* [Task to carry out]: Find all the lines in the entries below that hold the word "fill" and copy them.

* [Dataset records]:

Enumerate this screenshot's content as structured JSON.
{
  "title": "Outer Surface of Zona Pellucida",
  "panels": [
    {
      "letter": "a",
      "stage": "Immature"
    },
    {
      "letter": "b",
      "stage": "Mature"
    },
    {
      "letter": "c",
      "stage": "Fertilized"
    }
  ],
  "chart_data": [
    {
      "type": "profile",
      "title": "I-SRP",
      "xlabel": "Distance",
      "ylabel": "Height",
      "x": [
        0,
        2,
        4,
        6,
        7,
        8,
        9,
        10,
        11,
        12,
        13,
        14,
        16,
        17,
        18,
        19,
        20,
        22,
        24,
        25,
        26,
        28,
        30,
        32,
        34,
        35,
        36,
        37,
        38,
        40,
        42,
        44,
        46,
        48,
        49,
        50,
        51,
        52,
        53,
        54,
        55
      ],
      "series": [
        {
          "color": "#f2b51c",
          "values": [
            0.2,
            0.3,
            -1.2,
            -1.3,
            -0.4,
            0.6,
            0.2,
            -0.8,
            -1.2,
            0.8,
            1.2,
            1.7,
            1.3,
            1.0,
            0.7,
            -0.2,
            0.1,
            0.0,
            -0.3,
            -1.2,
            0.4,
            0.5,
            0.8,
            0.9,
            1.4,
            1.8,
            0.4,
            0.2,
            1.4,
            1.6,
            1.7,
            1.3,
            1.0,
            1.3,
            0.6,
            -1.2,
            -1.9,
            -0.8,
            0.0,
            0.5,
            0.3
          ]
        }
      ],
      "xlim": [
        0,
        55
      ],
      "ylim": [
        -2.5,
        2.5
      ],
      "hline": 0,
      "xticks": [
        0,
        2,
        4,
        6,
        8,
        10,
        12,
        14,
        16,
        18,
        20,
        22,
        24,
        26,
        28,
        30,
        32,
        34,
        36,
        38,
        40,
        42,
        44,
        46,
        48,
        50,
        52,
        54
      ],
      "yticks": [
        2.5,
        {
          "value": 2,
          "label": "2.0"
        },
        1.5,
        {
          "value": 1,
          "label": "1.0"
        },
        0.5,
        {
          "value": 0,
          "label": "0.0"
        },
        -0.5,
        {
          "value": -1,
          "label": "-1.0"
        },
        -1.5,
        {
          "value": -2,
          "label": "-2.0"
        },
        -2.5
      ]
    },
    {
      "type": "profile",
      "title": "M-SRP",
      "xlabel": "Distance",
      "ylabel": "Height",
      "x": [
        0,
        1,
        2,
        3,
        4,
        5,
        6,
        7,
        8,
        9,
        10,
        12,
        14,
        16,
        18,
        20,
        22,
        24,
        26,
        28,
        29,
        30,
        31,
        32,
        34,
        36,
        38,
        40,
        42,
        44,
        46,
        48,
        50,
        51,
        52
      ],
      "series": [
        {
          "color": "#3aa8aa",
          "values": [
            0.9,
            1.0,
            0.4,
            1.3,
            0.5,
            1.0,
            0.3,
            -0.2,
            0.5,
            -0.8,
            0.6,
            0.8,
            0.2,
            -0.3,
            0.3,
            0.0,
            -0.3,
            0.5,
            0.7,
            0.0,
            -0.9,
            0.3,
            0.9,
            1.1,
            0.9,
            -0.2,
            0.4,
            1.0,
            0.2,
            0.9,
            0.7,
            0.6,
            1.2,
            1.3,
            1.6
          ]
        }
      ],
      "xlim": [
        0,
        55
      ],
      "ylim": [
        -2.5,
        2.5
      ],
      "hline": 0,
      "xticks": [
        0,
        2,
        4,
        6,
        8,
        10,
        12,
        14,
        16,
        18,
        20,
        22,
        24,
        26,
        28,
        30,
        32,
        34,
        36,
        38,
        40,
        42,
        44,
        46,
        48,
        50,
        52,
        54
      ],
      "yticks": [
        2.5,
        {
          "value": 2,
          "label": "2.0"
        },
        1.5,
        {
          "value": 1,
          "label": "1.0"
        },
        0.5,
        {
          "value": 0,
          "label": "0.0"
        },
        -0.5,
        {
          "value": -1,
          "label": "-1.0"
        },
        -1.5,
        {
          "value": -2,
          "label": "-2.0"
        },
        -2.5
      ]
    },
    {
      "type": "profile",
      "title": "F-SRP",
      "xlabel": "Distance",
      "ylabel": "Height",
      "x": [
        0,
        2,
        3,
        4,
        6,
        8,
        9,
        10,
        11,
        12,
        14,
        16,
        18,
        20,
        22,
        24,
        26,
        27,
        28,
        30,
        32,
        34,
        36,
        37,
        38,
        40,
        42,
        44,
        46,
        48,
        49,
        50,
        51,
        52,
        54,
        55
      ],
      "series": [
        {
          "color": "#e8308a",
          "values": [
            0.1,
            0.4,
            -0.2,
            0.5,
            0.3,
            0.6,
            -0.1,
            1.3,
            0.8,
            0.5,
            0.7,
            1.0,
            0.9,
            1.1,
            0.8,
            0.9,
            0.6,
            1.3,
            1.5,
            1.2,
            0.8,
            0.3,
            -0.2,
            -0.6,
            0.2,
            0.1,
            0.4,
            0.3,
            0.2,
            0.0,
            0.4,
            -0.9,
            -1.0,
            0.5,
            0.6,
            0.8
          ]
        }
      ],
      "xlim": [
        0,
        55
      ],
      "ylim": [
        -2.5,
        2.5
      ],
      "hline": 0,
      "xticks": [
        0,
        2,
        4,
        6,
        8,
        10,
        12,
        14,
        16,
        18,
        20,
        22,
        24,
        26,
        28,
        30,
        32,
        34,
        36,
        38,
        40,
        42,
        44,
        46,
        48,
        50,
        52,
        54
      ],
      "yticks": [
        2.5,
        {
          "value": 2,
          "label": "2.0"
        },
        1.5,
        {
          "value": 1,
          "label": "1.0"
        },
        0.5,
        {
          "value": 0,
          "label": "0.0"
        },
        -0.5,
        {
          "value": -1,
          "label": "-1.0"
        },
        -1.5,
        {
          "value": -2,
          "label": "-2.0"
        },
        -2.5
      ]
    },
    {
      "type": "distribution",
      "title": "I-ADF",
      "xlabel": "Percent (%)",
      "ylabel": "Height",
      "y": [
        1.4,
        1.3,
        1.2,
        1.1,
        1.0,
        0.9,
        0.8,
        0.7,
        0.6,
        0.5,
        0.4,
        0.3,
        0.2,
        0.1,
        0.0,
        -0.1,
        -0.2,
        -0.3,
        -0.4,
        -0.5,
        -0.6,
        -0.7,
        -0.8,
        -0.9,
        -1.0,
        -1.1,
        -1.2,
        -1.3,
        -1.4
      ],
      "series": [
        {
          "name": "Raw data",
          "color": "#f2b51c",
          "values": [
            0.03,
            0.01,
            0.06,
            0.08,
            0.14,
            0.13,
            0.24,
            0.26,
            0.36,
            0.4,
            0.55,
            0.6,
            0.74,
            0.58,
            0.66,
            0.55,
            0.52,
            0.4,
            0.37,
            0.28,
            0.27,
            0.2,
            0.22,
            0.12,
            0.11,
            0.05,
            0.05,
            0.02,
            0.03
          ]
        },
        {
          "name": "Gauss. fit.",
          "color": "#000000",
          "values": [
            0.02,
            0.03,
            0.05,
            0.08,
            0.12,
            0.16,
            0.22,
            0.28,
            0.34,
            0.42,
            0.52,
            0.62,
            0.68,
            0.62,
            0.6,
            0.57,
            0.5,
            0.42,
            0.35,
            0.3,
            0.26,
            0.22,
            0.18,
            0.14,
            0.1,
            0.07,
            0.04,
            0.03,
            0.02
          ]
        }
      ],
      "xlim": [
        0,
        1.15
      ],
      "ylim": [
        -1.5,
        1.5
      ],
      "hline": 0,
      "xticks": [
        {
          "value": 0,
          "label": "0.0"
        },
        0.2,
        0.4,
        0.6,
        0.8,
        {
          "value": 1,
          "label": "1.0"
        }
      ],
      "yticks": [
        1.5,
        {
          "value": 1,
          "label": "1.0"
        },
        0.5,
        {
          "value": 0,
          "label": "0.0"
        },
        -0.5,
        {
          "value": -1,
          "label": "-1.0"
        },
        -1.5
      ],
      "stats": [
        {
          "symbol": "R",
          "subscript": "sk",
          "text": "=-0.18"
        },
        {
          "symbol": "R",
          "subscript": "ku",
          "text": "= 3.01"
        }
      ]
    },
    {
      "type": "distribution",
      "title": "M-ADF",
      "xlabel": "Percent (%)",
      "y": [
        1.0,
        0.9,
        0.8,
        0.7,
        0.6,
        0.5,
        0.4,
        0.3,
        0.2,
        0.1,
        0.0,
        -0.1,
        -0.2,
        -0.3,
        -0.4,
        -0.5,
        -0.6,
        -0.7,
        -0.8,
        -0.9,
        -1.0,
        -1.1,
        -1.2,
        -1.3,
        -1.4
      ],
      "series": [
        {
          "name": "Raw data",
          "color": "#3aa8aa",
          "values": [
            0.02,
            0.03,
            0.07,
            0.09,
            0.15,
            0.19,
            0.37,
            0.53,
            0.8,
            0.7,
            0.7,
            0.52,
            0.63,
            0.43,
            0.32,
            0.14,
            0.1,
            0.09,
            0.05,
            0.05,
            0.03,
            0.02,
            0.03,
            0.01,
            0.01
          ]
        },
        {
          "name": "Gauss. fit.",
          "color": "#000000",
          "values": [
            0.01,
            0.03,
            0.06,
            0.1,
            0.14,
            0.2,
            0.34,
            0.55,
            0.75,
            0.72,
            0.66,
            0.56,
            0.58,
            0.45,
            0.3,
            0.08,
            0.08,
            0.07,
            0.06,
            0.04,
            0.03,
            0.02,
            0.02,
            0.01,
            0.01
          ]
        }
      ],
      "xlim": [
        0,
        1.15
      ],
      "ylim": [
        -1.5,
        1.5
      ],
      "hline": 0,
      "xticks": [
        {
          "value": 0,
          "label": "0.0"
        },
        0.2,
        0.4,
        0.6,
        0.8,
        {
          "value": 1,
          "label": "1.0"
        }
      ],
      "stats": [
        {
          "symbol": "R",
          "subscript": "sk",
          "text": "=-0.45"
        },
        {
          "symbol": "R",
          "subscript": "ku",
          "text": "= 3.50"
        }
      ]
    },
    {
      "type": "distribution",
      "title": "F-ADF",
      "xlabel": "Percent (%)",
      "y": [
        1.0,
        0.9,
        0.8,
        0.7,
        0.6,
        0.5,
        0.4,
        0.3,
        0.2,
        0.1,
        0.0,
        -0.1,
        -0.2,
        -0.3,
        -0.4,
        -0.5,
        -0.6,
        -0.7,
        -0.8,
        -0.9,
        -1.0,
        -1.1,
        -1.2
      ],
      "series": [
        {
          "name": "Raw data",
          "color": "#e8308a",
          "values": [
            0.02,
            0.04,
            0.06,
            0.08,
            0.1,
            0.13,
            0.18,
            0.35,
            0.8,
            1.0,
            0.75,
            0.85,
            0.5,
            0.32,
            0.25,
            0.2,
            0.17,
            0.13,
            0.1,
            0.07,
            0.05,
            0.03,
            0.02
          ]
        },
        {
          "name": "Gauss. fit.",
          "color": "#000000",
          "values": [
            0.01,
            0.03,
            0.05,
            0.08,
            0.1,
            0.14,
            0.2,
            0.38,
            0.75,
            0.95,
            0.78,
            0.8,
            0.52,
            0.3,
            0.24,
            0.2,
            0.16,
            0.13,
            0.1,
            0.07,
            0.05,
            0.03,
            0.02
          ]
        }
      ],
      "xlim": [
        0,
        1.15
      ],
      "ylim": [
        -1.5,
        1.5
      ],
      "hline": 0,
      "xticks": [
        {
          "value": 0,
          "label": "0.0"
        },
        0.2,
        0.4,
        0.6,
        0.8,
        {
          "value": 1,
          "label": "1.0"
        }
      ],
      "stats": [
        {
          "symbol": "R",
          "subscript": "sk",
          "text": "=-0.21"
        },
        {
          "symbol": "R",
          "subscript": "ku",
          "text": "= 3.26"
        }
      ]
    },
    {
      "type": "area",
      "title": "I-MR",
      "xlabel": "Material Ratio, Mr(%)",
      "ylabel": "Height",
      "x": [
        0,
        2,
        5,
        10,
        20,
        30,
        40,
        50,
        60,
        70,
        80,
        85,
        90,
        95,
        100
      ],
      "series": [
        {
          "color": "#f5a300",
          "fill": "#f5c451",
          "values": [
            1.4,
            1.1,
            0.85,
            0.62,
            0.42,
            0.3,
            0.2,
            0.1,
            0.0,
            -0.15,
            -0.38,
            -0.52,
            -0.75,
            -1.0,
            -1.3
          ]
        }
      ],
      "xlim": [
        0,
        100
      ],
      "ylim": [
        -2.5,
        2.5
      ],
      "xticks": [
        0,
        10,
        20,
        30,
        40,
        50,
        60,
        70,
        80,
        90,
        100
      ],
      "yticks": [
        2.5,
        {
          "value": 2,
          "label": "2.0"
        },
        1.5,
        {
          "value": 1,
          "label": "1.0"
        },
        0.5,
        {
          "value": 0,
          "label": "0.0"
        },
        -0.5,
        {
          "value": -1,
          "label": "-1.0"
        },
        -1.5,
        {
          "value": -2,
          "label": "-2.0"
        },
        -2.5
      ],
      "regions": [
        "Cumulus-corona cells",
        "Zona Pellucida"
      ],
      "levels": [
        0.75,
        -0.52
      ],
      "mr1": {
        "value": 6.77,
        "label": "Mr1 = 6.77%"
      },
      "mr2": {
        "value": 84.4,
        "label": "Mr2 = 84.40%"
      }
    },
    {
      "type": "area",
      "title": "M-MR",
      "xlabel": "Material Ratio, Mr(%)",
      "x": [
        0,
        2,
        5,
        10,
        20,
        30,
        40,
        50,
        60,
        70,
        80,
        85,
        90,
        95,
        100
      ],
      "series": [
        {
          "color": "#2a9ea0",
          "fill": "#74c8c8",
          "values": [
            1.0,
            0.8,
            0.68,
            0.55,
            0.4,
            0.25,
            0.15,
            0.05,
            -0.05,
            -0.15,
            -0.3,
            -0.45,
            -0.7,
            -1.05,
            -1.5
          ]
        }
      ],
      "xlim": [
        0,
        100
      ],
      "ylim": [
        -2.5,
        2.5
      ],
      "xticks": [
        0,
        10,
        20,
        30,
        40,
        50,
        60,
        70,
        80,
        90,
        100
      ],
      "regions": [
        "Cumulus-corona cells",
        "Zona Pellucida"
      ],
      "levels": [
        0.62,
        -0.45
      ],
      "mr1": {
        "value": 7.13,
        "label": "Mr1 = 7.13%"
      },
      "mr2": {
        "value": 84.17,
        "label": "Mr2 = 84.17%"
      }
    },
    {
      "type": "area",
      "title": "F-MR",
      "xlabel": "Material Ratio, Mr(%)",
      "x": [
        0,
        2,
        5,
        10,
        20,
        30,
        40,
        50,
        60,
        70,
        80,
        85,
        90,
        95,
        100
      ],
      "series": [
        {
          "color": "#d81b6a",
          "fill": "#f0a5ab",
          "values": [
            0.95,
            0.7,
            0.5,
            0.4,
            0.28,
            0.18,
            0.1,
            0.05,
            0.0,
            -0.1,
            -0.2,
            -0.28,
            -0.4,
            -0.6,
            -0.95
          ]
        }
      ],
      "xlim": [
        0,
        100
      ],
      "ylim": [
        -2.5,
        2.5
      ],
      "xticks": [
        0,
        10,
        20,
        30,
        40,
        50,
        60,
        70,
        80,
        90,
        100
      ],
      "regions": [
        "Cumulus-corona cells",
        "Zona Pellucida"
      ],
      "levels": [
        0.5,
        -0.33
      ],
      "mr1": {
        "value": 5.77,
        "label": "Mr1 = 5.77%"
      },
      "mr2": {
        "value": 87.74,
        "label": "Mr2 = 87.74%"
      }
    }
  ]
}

* [Solution]:
          "fill": "#f5c451",
          "fill": "#74c8c8",
          "fill": "#f0a5ab",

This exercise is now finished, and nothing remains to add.